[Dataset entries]
------------

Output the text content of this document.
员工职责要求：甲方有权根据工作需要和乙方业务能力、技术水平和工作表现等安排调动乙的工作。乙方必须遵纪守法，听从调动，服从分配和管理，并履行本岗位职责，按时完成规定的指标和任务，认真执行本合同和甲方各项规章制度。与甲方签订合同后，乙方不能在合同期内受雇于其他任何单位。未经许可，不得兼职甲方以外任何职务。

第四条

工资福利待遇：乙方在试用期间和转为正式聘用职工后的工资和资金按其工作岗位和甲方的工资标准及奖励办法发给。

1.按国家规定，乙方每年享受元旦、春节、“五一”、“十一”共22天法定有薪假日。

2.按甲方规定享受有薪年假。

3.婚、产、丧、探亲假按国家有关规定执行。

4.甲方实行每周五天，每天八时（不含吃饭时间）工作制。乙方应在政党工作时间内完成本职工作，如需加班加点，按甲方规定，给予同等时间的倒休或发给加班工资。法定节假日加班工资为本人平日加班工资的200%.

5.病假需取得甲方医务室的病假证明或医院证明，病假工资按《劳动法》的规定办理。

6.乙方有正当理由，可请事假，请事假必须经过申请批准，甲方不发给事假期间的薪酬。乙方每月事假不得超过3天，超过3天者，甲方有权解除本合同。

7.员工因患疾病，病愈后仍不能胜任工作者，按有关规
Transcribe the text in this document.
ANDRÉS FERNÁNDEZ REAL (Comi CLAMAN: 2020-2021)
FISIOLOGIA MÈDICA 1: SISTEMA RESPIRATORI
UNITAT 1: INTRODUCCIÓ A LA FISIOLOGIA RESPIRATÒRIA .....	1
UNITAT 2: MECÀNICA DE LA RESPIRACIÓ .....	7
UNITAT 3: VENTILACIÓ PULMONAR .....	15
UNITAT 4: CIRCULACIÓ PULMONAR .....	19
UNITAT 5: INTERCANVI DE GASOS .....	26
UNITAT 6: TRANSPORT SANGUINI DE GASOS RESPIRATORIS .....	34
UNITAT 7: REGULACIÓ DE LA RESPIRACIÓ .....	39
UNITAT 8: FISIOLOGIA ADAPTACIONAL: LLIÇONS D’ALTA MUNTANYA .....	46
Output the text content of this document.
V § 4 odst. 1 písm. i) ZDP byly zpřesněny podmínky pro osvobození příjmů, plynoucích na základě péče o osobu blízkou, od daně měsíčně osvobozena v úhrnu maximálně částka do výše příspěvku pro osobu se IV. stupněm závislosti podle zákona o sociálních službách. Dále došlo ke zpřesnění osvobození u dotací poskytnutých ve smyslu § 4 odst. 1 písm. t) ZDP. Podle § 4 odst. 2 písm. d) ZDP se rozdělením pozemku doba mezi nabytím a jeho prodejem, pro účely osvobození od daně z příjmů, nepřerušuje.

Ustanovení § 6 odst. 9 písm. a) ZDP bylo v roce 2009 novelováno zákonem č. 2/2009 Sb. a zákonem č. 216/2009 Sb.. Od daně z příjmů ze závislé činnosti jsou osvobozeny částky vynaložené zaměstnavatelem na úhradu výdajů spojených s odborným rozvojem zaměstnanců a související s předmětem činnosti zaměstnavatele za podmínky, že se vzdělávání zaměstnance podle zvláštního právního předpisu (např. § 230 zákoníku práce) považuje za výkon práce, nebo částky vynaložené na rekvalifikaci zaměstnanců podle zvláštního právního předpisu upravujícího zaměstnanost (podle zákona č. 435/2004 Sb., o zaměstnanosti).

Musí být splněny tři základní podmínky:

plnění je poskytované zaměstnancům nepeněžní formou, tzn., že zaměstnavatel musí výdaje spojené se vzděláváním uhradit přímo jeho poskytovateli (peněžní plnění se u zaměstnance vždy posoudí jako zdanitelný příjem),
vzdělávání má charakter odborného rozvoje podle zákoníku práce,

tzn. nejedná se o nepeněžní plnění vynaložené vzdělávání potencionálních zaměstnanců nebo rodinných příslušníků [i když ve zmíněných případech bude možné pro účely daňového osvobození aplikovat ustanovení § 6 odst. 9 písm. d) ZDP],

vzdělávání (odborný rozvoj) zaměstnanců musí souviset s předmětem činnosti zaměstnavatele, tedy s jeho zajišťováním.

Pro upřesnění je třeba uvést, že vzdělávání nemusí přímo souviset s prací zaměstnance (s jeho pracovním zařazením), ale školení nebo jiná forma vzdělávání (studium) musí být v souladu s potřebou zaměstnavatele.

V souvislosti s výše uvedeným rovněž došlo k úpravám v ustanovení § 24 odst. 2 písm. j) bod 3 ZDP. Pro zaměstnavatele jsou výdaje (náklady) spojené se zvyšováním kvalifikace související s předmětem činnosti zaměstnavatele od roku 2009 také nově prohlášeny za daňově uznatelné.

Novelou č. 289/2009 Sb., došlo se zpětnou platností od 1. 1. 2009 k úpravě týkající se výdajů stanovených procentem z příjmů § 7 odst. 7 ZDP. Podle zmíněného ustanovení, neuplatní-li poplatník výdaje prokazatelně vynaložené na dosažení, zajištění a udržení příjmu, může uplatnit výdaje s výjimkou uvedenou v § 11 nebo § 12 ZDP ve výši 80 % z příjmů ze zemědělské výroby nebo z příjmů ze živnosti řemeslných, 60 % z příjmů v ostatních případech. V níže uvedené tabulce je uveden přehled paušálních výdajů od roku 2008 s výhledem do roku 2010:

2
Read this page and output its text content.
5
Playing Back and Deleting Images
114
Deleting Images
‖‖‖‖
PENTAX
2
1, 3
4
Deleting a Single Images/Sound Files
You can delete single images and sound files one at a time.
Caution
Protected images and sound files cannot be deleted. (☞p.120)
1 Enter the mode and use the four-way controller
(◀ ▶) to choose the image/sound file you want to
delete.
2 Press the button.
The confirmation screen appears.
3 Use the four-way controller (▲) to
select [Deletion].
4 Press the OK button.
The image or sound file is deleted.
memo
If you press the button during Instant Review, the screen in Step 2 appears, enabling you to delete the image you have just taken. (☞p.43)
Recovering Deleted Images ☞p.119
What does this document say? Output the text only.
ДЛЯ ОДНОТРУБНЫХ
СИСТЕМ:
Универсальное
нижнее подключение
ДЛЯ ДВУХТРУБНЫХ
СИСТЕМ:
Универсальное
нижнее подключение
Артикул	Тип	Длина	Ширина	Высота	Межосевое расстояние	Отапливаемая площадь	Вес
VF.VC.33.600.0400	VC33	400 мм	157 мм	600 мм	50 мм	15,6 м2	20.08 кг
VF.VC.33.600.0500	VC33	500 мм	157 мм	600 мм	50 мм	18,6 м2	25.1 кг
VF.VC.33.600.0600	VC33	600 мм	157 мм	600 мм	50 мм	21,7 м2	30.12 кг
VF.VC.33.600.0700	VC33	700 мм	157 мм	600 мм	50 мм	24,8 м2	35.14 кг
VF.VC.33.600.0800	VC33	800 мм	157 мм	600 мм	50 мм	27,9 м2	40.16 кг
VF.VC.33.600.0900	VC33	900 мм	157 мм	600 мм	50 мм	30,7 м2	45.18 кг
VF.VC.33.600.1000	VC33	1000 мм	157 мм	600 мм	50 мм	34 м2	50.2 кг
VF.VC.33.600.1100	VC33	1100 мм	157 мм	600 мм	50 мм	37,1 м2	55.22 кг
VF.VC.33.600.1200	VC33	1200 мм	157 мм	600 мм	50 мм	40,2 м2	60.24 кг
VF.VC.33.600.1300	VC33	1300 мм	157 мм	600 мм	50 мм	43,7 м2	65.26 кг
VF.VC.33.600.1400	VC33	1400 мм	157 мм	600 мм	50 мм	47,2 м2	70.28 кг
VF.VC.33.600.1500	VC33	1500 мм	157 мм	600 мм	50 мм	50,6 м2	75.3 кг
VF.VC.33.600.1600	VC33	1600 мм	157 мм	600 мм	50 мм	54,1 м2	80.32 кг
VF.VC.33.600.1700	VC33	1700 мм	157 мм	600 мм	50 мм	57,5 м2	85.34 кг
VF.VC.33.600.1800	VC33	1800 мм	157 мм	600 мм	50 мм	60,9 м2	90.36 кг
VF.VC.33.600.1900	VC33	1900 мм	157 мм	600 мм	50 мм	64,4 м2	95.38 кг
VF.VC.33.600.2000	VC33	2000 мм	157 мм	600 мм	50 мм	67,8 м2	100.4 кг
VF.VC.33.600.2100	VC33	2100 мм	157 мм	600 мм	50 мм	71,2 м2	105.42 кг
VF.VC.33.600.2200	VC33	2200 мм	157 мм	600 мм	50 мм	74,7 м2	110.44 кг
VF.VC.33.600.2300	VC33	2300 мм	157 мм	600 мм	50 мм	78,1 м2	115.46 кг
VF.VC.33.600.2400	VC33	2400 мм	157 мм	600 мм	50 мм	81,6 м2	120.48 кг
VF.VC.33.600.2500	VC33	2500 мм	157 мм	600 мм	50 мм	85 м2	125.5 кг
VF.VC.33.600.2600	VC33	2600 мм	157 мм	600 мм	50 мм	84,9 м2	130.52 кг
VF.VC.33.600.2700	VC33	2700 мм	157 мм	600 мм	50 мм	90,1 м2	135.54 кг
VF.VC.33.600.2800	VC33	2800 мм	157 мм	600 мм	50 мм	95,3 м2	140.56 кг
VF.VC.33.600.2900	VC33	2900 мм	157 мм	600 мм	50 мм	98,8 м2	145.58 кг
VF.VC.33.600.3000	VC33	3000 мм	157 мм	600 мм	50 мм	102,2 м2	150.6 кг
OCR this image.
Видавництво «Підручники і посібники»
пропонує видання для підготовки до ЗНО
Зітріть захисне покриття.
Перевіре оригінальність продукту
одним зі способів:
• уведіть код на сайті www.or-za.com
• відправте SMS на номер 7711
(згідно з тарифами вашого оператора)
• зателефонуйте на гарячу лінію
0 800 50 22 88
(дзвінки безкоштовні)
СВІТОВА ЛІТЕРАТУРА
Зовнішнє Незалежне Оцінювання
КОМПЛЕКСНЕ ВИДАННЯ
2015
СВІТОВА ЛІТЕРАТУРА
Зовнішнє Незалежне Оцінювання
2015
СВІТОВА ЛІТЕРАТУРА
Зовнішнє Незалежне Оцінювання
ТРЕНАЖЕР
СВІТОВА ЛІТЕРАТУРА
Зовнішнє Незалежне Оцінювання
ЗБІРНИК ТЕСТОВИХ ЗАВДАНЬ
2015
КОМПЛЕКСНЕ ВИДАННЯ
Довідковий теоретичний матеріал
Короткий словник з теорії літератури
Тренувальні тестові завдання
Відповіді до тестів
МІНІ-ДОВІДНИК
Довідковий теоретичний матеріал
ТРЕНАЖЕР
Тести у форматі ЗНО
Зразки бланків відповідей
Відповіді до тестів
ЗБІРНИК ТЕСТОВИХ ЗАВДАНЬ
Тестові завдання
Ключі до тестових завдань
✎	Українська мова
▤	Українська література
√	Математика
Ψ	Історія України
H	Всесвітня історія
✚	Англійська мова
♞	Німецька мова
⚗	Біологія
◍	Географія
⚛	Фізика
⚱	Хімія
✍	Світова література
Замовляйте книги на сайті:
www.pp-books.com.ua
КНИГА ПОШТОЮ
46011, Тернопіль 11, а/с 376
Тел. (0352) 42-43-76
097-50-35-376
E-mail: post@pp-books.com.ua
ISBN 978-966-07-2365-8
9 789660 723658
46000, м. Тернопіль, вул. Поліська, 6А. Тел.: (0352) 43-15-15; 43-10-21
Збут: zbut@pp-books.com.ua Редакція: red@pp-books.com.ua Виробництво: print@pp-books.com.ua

------------

## AIM OF THE EXERCISE
Write down every line of the data above that includes the string "мова".

## PROBLEM SOLUTION
✎	Українська мова
✚	Англійська мова
♞	Німецька мова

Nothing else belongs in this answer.